Tekst:

Nederland dient te beschikken over voldoende aantrekkelijke internationale topmilieus, die tevens gericht zijn op de vestiging van Nederlandse bedrijven. In de zuidwestcorridor van de MRA is ruimte nodig voor uitbreiding van de Zuidas. Elders is behoefte aan campusachtige ontwikkelingen voor de topsectoren zoals de High Tech Campus en de Brainport Industry Campus in Eindhoven. De (inter)nationale topmilieus en campussen zullen moeten voorzien in een mix van wonen, werken, winkelen en vrije tijd en streven naar topkwaliteit van de bebouwing en de openbare ruimte. Cruciaal is de aansluiting op hoogwaardige openbaarvervoerverbindingen, onder andere door regionale netwerken te versterken met metro- en sneltramverbindingen – een punt waarop we nu achterlopen ten opzichte van buitenlandse metropolitane regio’s. Ook moeten we de verbindingen van het hogesnelheidsnet uitbreiden, onder andere met een nieuwe zuidoost-verbinding tussen Amsterdam, Eindhoven en Aken/Maastricht/Luik en een volwaardige HSL-Oost. Tot slot moet de capaciteit van het snelwegennet verder worden uitgebreid. Zelfrijdende auto’s kunnen tot slot bijdragen aan een betere benutting van de beschikbare capaciteit.

Aangeleverd materiaal:
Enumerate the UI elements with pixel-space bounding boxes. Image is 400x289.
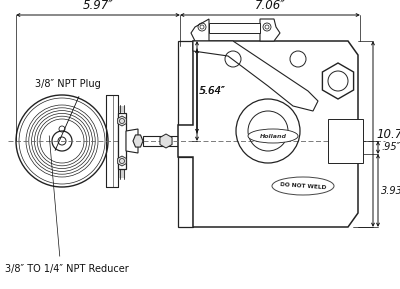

Opdracht:
Waar in de MRA is volgens de tekst over internationale topmilieus ruimte nodig voor uitbreiding van de Zuidas? De lijst heb je hier niet nodig.

Antwoord:
In de zuidwestcorridor van de MRA.